- Quando
l’anima inizia a comprendere la natura dei processi che la
obbligano nei percorsi indicati dalle Scienze spirituali,
innalza barriere e insinua paure per minare l’intento che
ci spinge sul cammino interiore che conduce alla Libertà
dello Spirito.
- Cosí
accade sempre, e una coscienza sveglia che rechi in sé un
sano sentire, comprende anche la necessità di mutare
qualcosa nelle prospettive, nei sentimenti e nell’esercizio
della volontà.
- Possiamo
allora tentare un viaggio nel tempo, per ritrovare la forza
della ricerca, la magia dell’entusiasmo e della
gratitudine per gli impulsi di destino che ci permisero l’incontro
cosciente con la Scienza dello Spirito e l’opportunità,
donataci, di poter tentare la strada della retta disciplina.

Scopo dell'esercizio: Prosegui il brano sul cammino interiore a partire dalla sua ultima frase, con lo stesso tono.

Materiale fornito:
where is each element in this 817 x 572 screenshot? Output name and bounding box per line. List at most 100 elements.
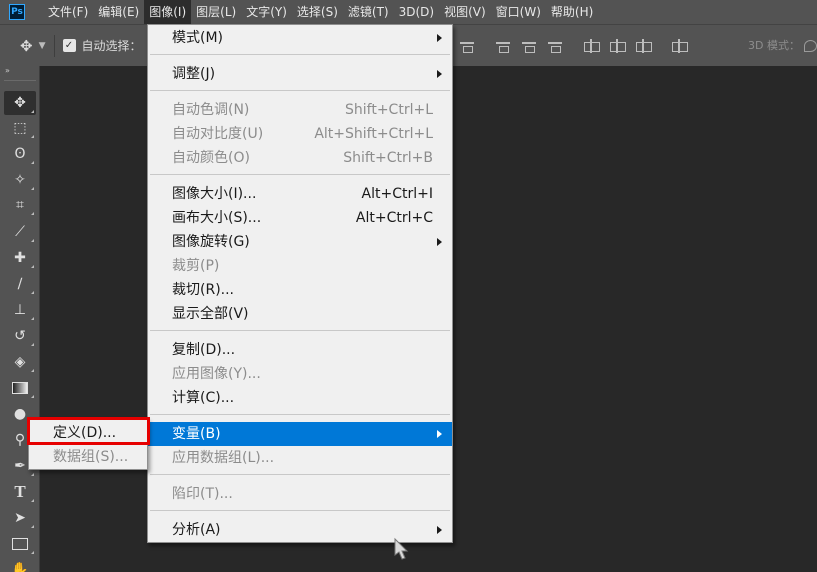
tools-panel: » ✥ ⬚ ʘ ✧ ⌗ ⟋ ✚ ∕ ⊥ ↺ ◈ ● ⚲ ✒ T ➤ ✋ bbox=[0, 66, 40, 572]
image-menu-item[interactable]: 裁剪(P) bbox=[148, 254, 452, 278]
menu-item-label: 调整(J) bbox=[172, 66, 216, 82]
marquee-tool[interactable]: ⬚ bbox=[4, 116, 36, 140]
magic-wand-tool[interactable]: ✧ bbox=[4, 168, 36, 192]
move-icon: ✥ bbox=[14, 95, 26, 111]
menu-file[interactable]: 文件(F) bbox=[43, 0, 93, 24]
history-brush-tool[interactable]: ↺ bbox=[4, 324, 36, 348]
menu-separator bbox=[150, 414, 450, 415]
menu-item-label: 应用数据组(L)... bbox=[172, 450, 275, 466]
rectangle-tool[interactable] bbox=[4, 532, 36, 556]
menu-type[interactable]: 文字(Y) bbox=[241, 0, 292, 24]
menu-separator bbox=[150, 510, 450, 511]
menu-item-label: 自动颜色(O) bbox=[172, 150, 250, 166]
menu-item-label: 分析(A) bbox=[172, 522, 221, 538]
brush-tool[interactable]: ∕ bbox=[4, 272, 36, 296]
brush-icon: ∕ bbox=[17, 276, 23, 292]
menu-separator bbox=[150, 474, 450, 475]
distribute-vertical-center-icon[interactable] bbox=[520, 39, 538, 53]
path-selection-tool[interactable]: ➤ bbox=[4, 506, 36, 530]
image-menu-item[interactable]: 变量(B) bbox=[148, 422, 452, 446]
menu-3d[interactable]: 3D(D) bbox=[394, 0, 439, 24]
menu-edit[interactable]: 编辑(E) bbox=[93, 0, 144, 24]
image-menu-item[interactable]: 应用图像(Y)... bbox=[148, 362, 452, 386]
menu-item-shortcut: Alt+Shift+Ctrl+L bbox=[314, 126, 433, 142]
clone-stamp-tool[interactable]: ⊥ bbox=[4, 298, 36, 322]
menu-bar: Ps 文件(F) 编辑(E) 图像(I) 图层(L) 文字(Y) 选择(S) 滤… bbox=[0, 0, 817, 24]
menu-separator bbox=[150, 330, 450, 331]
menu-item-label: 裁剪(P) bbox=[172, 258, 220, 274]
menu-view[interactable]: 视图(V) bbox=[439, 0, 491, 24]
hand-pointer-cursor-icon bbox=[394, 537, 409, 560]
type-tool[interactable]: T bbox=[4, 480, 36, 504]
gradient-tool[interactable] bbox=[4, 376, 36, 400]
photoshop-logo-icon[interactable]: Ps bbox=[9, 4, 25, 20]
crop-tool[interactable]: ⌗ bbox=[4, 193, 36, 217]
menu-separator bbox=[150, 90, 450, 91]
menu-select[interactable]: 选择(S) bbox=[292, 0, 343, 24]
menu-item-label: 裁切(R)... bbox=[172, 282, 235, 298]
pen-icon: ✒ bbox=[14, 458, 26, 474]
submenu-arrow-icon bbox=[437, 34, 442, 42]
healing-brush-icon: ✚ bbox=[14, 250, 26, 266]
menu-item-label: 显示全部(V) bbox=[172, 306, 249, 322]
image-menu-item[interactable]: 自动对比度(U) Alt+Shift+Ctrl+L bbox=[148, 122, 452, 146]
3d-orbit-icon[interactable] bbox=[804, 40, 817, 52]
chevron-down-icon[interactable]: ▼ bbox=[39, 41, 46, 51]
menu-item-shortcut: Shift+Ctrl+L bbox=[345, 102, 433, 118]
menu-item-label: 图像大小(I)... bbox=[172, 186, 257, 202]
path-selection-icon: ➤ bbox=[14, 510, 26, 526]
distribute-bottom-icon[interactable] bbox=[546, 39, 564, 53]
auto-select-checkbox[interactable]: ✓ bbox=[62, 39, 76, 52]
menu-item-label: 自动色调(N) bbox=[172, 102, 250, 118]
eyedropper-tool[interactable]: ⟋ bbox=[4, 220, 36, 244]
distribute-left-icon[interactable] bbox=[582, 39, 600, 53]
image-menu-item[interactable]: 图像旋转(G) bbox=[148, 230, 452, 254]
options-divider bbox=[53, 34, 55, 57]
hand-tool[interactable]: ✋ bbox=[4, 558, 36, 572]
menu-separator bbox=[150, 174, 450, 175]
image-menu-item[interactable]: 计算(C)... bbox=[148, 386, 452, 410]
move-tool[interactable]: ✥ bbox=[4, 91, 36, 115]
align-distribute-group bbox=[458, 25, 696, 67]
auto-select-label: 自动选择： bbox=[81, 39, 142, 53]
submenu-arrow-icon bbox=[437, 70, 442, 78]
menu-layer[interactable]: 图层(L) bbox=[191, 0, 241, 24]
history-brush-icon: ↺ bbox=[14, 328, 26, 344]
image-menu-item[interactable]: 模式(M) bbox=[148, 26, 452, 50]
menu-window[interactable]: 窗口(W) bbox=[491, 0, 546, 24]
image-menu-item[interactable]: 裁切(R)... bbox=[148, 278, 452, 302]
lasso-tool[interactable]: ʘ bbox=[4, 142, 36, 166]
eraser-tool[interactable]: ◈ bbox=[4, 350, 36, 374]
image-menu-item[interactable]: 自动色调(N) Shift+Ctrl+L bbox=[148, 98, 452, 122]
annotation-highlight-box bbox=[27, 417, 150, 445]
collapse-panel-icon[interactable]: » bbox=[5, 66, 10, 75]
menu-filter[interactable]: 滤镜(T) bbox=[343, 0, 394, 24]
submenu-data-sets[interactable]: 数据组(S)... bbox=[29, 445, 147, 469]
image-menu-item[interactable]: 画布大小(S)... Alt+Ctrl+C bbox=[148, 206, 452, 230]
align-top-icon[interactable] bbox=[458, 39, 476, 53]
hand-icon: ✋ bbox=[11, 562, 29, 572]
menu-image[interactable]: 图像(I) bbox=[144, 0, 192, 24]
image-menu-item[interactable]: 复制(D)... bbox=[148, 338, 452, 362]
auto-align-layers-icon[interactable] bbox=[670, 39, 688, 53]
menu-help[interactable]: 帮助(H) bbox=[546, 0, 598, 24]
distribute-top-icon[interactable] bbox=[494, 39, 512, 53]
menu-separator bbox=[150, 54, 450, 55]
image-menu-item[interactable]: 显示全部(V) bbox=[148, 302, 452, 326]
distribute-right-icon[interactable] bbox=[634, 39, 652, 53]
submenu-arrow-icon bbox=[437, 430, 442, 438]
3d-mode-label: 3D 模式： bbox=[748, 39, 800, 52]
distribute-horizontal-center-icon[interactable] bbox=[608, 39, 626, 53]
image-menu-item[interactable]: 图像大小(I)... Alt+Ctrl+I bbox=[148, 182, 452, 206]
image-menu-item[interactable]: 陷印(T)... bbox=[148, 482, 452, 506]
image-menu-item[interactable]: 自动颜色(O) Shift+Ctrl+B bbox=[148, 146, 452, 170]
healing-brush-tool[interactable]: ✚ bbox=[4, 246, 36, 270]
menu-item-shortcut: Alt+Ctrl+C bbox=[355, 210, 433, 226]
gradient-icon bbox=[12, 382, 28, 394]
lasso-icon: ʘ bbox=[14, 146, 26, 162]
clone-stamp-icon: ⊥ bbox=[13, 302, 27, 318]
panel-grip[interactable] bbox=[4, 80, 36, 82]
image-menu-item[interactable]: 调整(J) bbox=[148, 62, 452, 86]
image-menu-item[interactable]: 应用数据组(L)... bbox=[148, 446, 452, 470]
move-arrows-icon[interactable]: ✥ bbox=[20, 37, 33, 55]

Risposta all'esercizio:
Possiamo ritrovare intatta la gioia devota che sgorgò dalle
fonti dello Spirito, quando, accompagnati fraternamente
dalla Guida iniziatica, intuimmo nel nostro essere il
tracciato dell’Operazione solare.
- La
nostra palese insistenza nei riguardi della disciplina
interiore sorge dalla certezza che non debba in alcun modo
essere abbandonata la grandissima opportunità che vige per
coloro che Potenze spirituali hanno posto nella possibilità
di adempierla. Se la sapienza occulta, a cui di fatto
abbiamo subordinato la nostra vita, è stata davvero
riconosciuta dal cuore, come potremo lamentarci dei
sacrifici imposti dalla disciplina alle forze dell’anima e
ad alcune situazioni della vita?
- Avere l’opportunità
di dedicarsi a quello che la disciplina esoterica chiede, è
il piú mirabile dono del destino.
- Ricordiamoci
anche che in questa vita non saremo in grado di operare con
grande energia all’infinito. Prossimi all’ultima
stazione, probabilmente saremo in grado di applicare
dedizione e determinazione a ben poco. Sarà il tempo del
raccolto e del Mietitore. Cerchiamo quindi di seminare al
meglio ora, in questo momento.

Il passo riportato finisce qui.